_Stated exercise:_ Reproduce the material in full, exactly as written.

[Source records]
+++++

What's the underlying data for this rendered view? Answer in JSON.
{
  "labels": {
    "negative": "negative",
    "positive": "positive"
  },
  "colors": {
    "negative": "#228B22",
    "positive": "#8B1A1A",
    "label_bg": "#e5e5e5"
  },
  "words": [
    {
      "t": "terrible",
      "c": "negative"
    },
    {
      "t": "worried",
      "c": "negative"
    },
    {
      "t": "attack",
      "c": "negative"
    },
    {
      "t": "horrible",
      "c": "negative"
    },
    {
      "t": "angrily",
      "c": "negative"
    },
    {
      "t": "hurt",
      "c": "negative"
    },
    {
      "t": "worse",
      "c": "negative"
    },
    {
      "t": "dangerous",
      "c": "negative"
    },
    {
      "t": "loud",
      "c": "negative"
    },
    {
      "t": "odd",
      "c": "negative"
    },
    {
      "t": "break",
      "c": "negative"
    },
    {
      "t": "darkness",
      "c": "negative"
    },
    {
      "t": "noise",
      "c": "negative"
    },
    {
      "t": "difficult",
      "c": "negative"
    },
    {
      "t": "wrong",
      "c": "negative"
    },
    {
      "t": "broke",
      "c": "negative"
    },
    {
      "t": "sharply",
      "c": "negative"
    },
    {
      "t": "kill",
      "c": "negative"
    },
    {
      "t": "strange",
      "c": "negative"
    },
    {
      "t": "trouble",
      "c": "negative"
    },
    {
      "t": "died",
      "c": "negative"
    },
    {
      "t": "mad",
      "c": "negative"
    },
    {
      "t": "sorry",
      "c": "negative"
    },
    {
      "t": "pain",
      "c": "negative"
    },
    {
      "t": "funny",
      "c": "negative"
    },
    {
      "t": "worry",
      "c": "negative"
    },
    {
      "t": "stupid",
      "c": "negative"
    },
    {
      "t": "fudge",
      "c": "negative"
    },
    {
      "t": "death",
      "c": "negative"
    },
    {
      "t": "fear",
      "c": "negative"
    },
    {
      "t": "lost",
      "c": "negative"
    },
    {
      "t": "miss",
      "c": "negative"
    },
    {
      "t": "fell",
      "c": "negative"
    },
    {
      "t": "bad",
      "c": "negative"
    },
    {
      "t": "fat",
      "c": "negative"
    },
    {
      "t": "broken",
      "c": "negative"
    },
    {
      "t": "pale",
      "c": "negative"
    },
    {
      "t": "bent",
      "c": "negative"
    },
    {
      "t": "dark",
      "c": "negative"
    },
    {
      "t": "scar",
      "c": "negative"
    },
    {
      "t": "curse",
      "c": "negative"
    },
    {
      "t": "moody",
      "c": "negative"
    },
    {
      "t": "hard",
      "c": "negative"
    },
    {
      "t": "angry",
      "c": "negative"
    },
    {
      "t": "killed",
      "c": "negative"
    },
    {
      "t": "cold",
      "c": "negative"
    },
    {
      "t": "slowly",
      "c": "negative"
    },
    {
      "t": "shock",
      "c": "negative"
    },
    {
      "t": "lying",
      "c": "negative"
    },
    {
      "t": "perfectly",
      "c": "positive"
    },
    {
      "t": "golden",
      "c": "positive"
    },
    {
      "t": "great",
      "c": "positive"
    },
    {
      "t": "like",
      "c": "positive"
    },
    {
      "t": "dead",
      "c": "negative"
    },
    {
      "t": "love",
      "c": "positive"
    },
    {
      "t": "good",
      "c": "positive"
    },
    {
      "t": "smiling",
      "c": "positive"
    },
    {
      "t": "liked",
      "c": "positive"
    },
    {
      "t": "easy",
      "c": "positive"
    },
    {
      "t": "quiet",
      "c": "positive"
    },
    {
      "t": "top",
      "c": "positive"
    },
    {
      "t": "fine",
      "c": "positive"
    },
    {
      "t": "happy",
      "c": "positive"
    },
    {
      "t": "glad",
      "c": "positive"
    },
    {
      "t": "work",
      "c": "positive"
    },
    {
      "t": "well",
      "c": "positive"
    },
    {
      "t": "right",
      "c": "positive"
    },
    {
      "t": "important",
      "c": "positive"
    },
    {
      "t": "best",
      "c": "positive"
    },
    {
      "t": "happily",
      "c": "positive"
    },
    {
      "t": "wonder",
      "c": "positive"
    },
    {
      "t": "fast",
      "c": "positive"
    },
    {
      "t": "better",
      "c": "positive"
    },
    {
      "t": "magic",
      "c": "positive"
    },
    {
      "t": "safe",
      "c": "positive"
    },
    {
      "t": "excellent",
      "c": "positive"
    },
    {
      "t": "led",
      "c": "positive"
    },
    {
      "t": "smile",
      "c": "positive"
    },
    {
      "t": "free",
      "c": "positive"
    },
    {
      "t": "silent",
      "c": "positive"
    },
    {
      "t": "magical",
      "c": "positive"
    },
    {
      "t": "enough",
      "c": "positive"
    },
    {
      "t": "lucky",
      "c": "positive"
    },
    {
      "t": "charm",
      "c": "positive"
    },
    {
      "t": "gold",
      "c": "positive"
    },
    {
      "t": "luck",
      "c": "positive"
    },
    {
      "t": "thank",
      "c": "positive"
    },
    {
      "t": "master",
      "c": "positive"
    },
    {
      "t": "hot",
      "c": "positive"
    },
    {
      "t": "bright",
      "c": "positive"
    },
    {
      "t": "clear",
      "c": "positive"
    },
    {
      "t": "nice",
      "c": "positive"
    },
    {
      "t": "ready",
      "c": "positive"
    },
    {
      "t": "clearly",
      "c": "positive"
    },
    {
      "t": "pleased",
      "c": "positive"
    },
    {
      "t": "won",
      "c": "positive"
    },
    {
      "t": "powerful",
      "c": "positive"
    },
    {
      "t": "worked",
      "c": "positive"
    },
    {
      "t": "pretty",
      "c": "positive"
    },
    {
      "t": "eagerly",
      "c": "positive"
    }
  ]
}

+++++

_Full output:_
What's the underlying data for this rendered view? Answer in JSON.
{
  "labels": {
    "negative": "negative",
    "positive": "positive"
  },
  "colors": {
    "negative": "#228B22",
    "positive": "#8B1A1A",
    "label_bg": "#e5e5e5"
  },
  "words": [
    {
      "t": "terrible",
      "c": "negative"
    },
    {
      "t": "worried",
      "c": "negative"
    },
    {
      "t": "attack",
      "c": "negative"
    },
    {
      "t": "horrible",
      "c": "negative"
    },
    {
      "t": "angrily",
      "c": "negative"
    },
    {
      "t": "hurt",
      "c": "negative"
    },
    {
      "t": "worse",
      "c": "negative"
    },
    {
      "t": "dangerous",
      "c": "negative"
    },
    {
      "t": "loud",
      "c": "negative"
    },
    {
      "t": "odd",
      "c": "negative"
    },
    {
      "t": "break",
      "c": "negative"
    },
    {
      "t": "darkness",
      "c": "negative"
    },
    {
      "t": "noise",
      "c": "negative"
    },
    {
      "t": "difficult",
      "c": "negative"
    },
    {
      "t": "wrong",
      "c": "negative"
    },
    {
      "t": "broke",
      "c": "negative"
    },
    {
      "t": "sharply",
      "c": "negative"
    },
    {
      "t": "kill",
      "c": "negative"
    },
    {
      "t": "strange",
      "c": "negative"
    },
    {
      "t": "trouble",
      "c": "negative"
    },
    {
      "t": "died",
      "c": "negative"
    },
    {
      "t": "mad",
      "c": "negative"
    },
    {
      "t": "sorry",
      "c": "negative"
    },
    {
      "t": "pain",
      "c": "negative"
    },
    {
      "t": "funny",
      "c": "negative"
    },
    {
      "t": "worry",
      "c": "negative"
    },
    {
      "t": "stupid",
      "c": "negative"
    },
    {
      "t": "fudge",
      "c": "negative"
    },
    {
      "t": "death",
      "c": "negative"
    },
    {
      "t": "fear",
      "c": "negative"
    },
    {
      "t": "lost",
      "c": "negative"
    },
    {
      "t": "miss",
      "c": "negative"
    },
    {
      "t": "fell",
      "c": "negative"
    },
    {
      "t": "bad",
      "c": "negative"
    },
    {
      "t": "fat",
      "c": "negative"
    },
    {
      "t": "broken",
      "c": "negative"
    },
    {
      "t": "pale",
      "c": "negative"
    },
    {
      "t": "bent",
      "c": "negative"
    },
    {
      "t": "dark",
      "c": "negative"
    },
    {
      "t": "scar",
      "c": "negative"
    },
    {
      "t": "curse",
      "c": "negative"
    },
    {
      "t": "moody",
      "c": "negative"
    },
    {
      "t": "hard",
      "c": "negative"
    },
    {
      "t": "angry",
      "c": "negative"
    },
    {
      "t": "killed",
      "c": "negative"
    },
    {
      "t": "cold",
      "c": "negative"
    },
    {
      "t": "slowly",
      "c": "negative"
    },
    {
      "t": "shock",
      "c": "negative"
    },
    {
      "t": "lying",
      "c": "negative"
    },
    {
      "t": "perfectly",
      "c": "positive"
    },
    {
      "t": "golden",
      "c": "positive"
    },
    {
      "t": "great",
      "c": "positive"
    },
    {
      "t": "like",
      "c": "positive"
    },
    {
      "t": "dead",
      "c": "negative"
    },
    {
      "t": "love",
      "c": "positive"
    },
    {
      "t": "good",
      "c": "positive"
    },
    {
      "t": "smiling",
      "c": "positive"
    },
    {
      "t": "liked",
      "c": "positive"
    },
    {
      "t": "easy",
      "c": "positive"
    },
    {
      "t": "quiet",
      "c": "positive"
    },
    {
      "t": "top",
      "c": "positive"
    },
    {
      "t": "fine",
      "c": "positive"
    },
    {
      "t": "happy",
      "c": "positive"
    },
    {
      "t": "glad",
      "c": "positive"
    },
    {
      "t": "work",
      "c": "positive"
    },
    {
      "t": "well",
      "c": "positive"
    },
    {
      "t": "right",
      "c": "positive"
    },
    {
      "t": "important",
      "c": "positive"
    },
    {
      "t": "best",
      "c": "positive"
    },
    {
      "t": "happily",
      "c": "positive"
    },
    {
      "t": "wonder",
      "c": "positive"
    },
    {
      "t": "fast",
      "c": "positive"
    },
    {
      "t": "better",
      "c": "positive"
    },
    {
      "t": "magic",
      "c": "positive"
    },
    {
      "t": "safe",
      "c": "positive"
    },
    {
      "t": "excellent",
      "c": "positive"
    },
    {
      "t": "led",
      "c": "positive"
    },
    {
      "t": "smile",
      "c": "positive"
    },
    {
      "t": "free",
      "c": "positive"
    },
    {
      "t": "silent",
      "c": "positive"
    },
    {
      "t": "magical",
      "c": "positive"
    },
    {
      "t": "enough",
      "c": "positive"
    },
    {
      "t": "lucky",
      "c": "positive"
    },
    {
      "t": "charm",
      "c": "positive"
    },
    {
      "t": "gold",
      "c": "positive"
    },
    {
      "t": "luck",
      "c": "positive"
    },
    {
      "t": "thank",
      "c": "positive"
    },
    {
      "t": "master",
      "c": "positive"
    },
    {
      "t": "hot",
      "c": "positive"
    },
    {
      "t": "bright",
      "c": "positive"
    },
    {
      "t": "clear",
      "c": "positive"
    },
    {
      "t": "nice",
      "c": "positive"
    },
    {
      "t": "ready",
      "c": "positive"
    },
    {
      "t": "clearly",
      "c": "positive"
    },
    {
      "t": "pleased",
      "c": "positive"
    },
    {
      "t": "won",
      "c": "positive"
    },
    {
      "t": "powerful",
      "c": "positive"
    },
    {
      "t": "worked",
      "c": "positive"
    },
    {
      "t": "pretty",
      "c": "positive"
    },
    {
      "t": "eagerly",
      "c": "positive"
    }
  ]
}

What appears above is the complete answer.